> _Listing_:

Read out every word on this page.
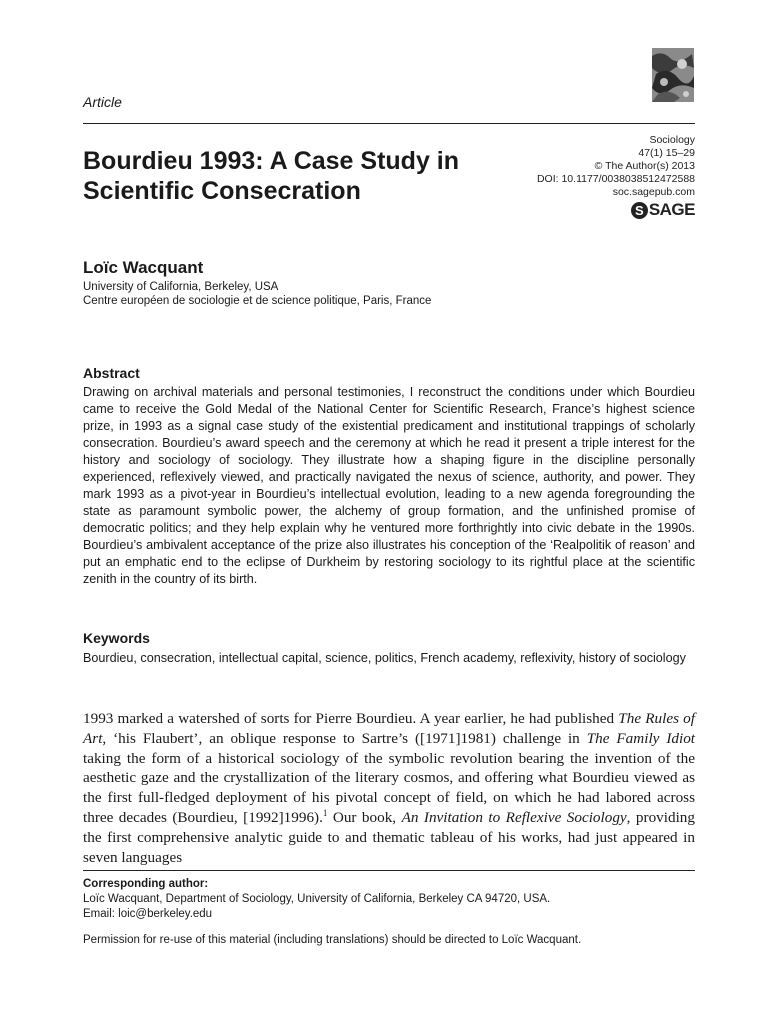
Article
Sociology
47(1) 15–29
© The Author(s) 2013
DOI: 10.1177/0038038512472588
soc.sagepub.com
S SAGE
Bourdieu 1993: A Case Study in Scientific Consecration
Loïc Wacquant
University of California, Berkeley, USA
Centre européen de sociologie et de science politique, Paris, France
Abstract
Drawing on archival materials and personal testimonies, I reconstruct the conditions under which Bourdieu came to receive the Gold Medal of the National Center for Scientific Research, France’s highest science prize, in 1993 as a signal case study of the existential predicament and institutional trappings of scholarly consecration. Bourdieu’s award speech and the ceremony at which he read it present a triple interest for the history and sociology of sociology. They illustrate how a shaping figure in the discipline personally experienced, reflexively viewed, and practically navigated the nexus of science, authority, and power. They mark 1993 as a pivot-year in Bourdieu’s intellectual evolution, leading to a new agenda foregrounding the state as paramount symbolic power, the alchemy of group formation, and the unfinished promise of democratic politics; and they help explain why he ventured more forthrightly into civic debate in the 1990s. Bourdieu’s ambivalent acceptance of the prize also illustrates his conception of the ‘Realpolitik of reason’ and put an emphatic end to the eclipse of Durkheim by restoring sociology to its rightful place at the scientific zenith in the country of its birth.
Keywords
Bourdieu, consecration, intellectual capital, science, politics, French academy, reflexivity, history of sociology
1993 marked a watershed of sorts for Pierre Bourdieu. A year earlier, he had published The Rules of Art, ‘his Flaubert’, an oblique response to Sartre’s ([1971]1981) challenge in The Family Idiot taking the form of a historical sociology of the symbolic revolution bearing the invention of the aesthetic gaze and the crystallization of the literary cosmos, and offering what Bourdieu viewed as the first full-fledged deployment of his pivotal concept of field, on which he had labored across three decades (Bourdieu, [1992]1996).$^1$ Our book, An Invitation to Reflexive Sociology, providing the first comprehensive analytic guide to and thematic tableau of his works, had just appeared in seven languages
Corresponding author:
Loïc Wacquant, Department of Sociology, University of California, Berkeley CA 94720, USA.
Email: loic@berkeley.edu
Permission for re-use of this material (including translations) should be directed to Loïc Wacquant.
==
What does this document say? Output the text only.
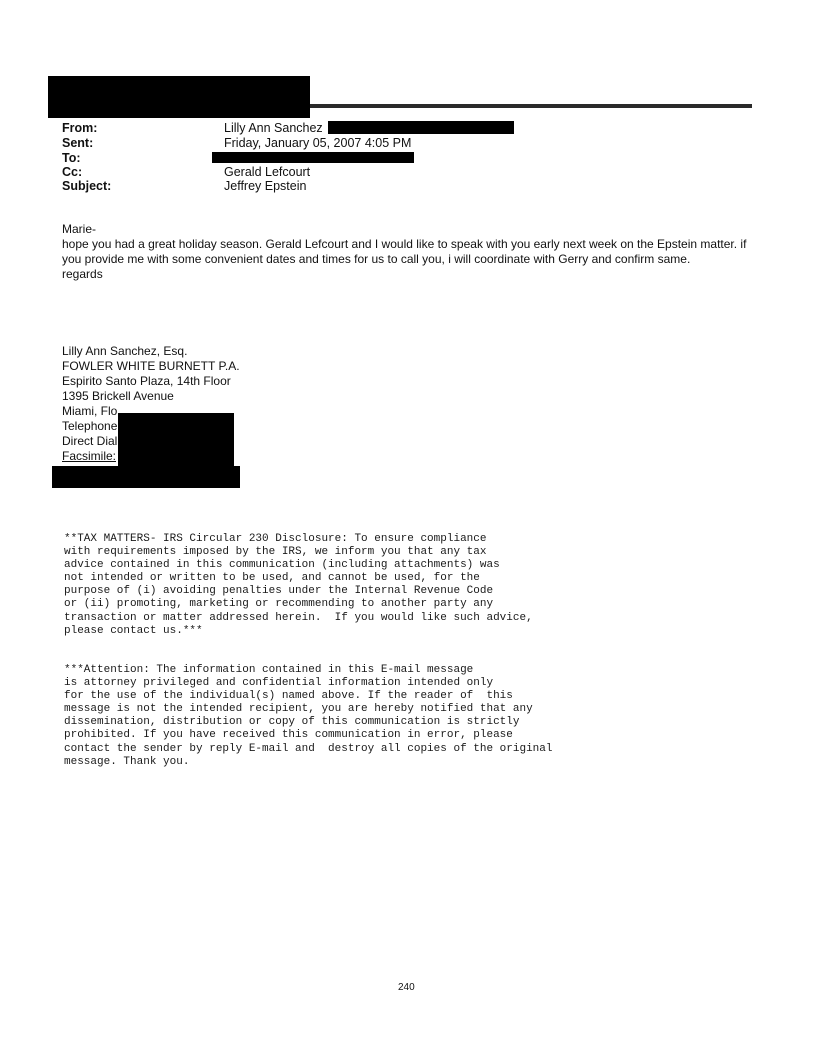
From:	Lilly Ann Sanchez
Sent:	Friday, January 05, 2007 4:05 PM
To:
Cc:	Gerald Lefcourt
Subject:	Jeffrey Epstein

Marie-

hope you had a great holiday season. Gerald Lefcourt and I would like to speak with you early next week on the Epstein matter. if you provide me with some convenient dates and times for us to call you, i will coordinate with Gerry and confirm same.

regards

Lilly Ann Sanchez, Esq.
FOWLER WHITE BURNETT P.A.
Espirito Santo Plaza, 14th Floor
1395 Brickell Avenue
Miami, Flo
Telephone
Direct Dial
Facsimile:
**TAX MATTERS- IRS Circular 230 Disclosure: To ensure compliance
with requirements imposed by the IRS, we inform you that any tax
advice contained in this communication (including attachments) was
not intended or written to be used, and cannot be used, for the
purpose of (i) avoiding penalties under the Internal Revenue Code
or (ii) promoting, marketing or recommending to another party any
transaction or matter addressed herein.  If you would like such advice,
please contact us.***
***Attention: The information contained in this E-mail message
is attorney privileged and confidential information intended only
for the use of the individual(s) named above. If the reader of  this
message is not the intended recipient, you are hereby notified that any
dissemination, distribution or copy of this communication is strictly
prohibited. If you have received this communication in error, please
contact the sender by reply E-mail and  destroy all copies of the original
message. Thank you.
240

> _To be done_:
Among the lines of the material, find those that hold the word "Wacquant" and copy them.

> _Expected answer_:
Loïc Wacquant
Loïc Wacquant, Department of Sociology, University of California, Berkeley CA 94720, USA.
Permission for re-use of this material (including translations) should be directed to Loïc Wacquant.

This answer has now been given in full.